• _What is required_: Format the entries below as a Markdown table with two columns, No. and Line. Give each line a row of its own, numbered in order, and leave out any blank lines.

(Records from a dataset)

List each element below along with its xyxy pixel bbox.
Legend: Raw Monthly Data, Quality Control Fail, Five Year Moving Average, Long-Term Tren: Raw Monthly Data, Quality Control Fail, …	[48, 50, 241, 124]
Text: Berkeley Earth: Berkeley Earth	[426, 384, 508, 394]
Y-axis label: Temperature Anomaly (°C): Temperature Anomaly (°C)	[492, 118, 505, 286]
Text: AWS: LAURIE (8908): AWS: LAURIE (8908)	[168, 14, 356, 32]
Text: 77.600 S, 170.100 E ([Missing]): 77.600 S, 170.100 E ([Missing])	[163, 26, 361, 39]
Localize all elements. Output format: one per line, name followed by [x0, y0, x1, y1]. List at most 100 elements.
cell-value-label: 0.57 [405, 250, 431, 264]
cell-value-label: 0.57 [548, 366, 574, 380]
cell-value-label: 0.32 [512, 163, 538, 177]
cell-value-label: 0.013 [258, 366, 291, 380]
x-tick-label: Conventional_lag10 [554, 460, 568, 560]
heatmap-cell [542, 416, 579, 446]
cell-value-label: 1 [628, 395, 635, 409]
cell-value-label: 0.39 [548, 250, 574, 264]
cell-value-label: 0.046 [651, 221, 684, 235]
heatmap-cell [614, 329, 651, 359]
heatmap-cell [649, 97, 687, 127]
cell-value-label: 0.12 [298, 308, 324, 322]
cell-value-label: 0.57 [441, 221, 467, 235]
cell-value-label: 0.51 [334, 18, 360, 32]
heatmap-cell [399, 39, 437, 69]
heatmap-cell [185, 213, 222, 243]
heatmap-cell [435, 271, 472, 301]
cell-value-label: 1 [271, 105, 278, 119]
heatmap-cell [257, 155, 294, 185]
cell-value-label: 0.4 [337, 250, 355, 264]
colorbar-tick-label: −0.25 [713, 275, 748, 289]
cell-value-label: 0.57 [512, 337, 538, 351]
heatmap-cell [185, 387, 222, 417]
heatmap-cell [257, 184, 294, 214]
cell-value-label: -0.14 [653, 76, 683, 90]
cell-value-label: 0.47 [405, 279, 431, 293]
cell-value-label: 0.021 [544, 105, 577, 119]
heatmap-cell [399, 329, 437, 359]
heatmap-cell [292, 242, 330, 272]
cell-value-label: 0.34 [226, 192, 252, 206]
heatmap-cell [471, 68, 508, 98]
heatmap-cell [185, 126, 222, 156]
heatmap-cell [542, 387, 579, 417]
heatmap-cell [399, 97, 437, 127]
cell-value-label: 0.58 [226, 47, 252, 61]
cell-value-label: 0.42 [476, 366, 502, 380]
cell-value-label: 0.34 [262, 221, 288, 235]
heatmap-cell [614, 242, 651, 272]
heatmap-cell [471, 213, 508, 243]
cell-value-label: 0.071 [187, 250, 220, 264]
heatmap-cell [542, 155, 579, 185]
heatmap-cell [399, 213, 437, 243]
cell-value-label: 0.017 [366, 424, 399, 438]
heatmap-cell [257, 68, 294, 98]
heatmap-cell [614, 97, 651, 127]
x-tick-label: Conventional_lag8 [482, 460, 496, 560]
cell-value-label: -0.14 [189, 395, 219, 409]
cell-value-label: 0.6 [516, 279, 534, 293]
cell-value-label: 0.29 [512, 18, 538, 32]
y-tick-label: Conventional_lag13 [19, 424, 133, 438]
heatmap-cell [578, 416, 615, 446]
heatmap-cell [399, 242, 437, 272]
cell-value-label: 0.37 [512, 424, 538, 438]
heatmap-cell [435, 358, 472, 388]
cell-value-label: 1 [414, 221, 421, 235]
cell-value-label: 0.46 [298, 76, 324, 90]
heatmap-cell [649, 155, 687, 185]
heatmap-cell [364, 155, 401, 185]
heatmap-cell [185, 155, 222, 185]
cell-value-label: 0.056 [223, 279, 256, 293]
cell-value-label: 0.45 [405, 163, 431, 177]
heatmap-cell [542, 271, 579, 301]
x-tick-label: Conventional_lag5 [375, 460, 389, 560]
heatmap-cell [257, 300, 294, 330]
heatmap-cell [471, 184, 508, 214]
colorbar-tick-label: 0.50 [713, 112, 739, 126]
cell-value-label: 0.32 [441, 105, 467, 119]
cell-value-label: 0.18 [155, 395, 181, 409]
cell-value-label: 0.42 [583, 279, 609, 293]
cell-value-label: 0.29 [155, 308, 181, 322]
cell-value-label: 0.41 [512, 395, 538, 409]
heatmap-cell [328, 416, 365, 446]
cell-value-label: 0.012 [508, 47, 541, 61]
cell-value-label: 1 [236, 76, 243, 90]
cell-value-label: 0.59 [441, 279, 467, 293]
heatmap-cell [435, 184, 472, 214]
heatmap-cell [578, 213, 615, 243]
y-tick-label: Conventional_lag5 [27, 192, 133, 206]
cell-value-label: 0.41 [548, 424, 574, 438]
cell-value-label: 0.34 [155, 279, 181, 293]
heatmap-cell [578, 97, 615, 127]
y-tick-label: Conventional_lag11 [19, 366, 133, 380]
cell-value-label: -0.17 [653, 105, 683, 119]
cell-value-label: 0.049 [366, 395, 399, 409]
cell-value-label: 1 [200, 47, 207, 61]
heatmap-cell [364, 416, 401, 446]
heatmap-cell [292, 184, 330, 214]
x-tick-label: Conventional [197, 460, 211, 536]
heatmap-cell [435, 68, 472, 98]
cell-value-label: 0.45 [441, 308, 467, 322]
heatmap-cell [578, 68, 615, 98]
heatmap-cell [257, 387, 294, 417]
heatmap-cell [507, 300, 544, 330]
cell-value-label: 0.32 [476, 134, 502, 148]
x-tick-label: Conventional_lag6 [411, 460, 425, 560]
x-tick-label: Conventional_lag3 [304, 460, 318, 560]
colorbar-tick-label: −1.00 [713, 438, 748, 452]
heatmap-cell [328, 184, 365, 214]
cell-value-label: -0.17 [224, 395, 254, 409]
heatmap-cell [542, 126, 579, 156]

• _Problem solution_:
| No. | Line |
|---|---|
| 1 | List each element below along with its xyxy pixel bbox. |
| 2 | Legend: Raw Monthly Data, Quality Control Fail, Five Year Moving Average, Long-Term Tren: Raw Monthly Data, Quality Control Fail, …	[48, 50, 241, 124] |
| 3 | Text: Berkeley Earth: Berkeley Earth	[426, 384, 508, 394] |
| 4 | Y-axis label: Temperature Anomaly (°C): Temperature Anomaly (°C)	[492, 118, 505, 286] |
| 5 | Text: AWS: LAURIE (8908): AWS: LAURIE (8908)	[168, 14, 356, 32] |
| 6 | Text: 77.600 S, 170.100 E ([Missing]): 77.600 S, 170.100 E ([Missing])	[163, 26, 361, 39] |
| 7 | Localize all elements. Output format: one per line, name followed by [x0, y0, x1, y1]. List at most 100 elements. |
| 8 | cell-value-label: 0.57 [405, 250, 431, 264] |
| 9 | cell-value-label: 0.57 [548, 366, 574, 380] |
| 10 | cell-value-label: 0.32 [512, 163, 538, 177] |
| 11 | cell-value-label: 0.013 [258, 366, 291, 380] |
| 12 | x-tick-label: Conventional_lag10 [554, 460, 568, 560] |
| 13 | heatmap-cell [542, 416, 579, 446] |
| 14 | cell-value-label: 1 [628, 395, 635, 409] |
| 15 | cell-value-label: 0.39 [548, 250, 574, 264] |
| 16 | cell-value-label: 0.046 [651, 221, 684, 235] |
| 17 | heatmap-cell [614, 329, 651, 359] |
| 18 | heatmap-cell [649, 97, 687, 127] |
| 19 | cell-value-label: 0.12 [298, 308, 324, 322] |
| 20 | cell-value-label: 0.57 [441, 221, 467, 235] |
| 21 | cell-value-label: 0.51 [334, 18, 360, 32] |
| 22 | heatmap-cell [399, 39, 437, 69] |
| 23 | heatmap-cell [185, 213, 222, 243] |
| 24 | heatmap-cell [435, 271, 472, 301] |
| 25 | cell-value-label: 1 [271, 105, 278, 119] |
| 26 | heatmap-cell [257, 155, 294, 185] |
| 27 | cell-value-label: 0.4 [337, 250, 355, 264] |
| 28 | colorbar-tick-label: −0.25 [713, 275, 748, 289] |
| 29 | cell-value-label: 0.57 [512, 337, 538, 351] |
| 30 | heatmap-cell [185, 387, 222, 417] |
| 31 | heatmap-cell [257, 184, 294, 214] |
| 32 | cell-value-label: -0.14 [653, 76, 683, 90] |
| 33 | cell-value-label: 0.47 [405, 279, 431, 293] |
| 34 | cell-value-label: 0.021 [544, 105, 577, 119] |
| 35 | heatmap-cell [399, 329, 437, 359] |
| 36 | heatmap-cell [292, 242, 330, 272] |
| 37 | cell-value-label: 0.34 [226, 192, 252, 206] |
| 38 | heatmap-cell [471, 68, 508, 98] |
| 39 | heatmap-cell [185, 126, 222, 156] |
| 40 | heatmap-cell [542, 387, 579, 417] |
| 41 | heatmap-cell [399, 97, 437, 127] |
| 42 | cell-value-label: 0.58 [226, 47, 252, 61] |
| 43 | cell-value-label: 0.42 [476, 366, 502, 380] |
| 44 | cell-value-label: 0.34 [262, 221, 288, 235] |
| 45 | heatmap-cell [614, 242, 651, 272] |
| 46 | heatmap-cell [471, 213, 508, 243] |
| 47 | cell-value-label: 0.071 [187, 250, 220, 264] |
| 48 | heatmap-cell [542, 155, 579, 185] |
| 49 | heatmap-cell [399, 213, 437, 243] |
| 50 | cell-value-label: 0.017 [366, 424, 399, 438] |
| 51 | heatmap-cell [257, 68, 294, 98] |
| 52 | heatmap-cell [614, 97, 651, 127] |
| 53 | x-tick-label: Conventional_lag8 [482, 460, 496, 560] |
| 54 | cell-value-label: -0.14 [189, 395, 219, 409] |
| 55 | cell-value-label: 0.6 [516, 279, 534, 293] |
| 56 | cell-value-label: 0.29 [512, 18, 538, 32] |
| 57 | y-tick-label: Conventional_lag13 [19, 424, 133, 438] |
| 58 | heatmap-cell [578, 416, 615, 446] |
| 59 | heatmap-cell [399, 242, 437, 272] |
| 60 | cell-value-label: 0.37 [512, 424, 538, 438] |
| 61 | heatmap-cell [435, 358, 472, 388] |
| 62 | cell-value-label: 1 [414, 221, 421, 235] |
| 63 | cell-value-label: 0.46 [298, 76, 324, 90] |
| 64 | heatmap-cell [649, 155, 687, 185] |
| 65 | heatmap-cell [364, 155, 401, 185] |
| 66 | heatmap-cell [185, 155, 222, 185] |
| 67 | cell-value-label: 0.056 [223, 279, 256, 293] |
| 68 | cell-value-label: 0.45 [405, 163, 431, 177] |
| 69 | heatmap-cell [542, 271, 579, 301] |
| 70 | x-tick-label: Conventional_lag5 [375, 460, 389, 560] |
| 71 | heatmap-cell [257, 300, 294, 330] |
| 72 | heatmap-cell [471, 184, 508, 214] |
| 73 | colorbar-tick-label: 0.50 [713, 112, 739, 126] |
| 74 | cell-value-label: 0.32 [441, 105, 467, 119] |
| 75 | cell-value-label: 0.18 [155, 395, 181, 409] |
| 76 | cell-value-label: 0.42 [583, 279, 609, 293] |
| 77 | cell-value-label: 0.29 [155, 308, 181, 322] |
| 78 | cell-value-label: 0.41 [512, 395, 538, 409] |
| 79 | heatmap-cell [328, 416, 365, 446] |
| 80 | cell-value-label: 0.012 [508, 47, 541, 61] |
| 81 | cell-value-label: 1 [236, 76, 243, 90] |
| 82 | cell-value-label: 0.59 [441, 279, 467, 293] |
| 83 | heatmap-cell [435, 184, 472, 214] |
| 84 | heatmap-cell [578, 213, 615, 243] |
| 85 | y-tick-label: Conventional_lag5 [27, 192, 133, 206] |
| 86 | cell-value-label: 0.41 [548, 424, 574, 438] |
| 87 | cell-value-label: 0.34 [155, 279, 181, 293] |
| 88 | heatmap-cell [578, 97, 615, 127] |
| 89 | y-tick-label: Conventional_lag11 [19, 366, 133, 380] |
| 90 | cell-value-label: -0.17 [653, 105, 683, 119] |
| 91 | cell-value-label: 0.049 [366, 395, 399, 409] |
| 92 | cell-value-label: 1 [200, 47, 207, 61] |
| 93 | heatmap-cell [364, 416, 401, 446] |
| 94 | heatmap-cell [292, 184, 330, 214] |
| 95 | x-tick-label: Conventional [197, 460, 211, 536] |
| 96 | heatmap-cell [435, 68, 472, 98] |
| 97 | cell-value-label: 0.45 [441, 308, 467, 322] |
| 98 | heatmap-cell [578, 68, 615, 98] |
| 99 | heatmap-cell [257, 387, 294, 417] |
| 100 | heatmap-cell [507, 300, 544, 330] |
| 101 | cell-value-label: 0.32 [476, 134, 502, 148] |
| 102 | x-tick-label: Conventional_lag6 [411, 460, 425, 560] |
| 103 | x-tick-label: Conventional_lag3 [304, 460, 318, 560] |
| 104 | colorbar-tick-label: −1.00 [713, 438, 748, 452] |
| 105 | heatmap-cell [328, 184, 365, 214] |
| 106 | cell-value-label: -0.17 [224, 395, 254, 409] |
| 107 | heatmap-cell [542, 126, 579, 156] |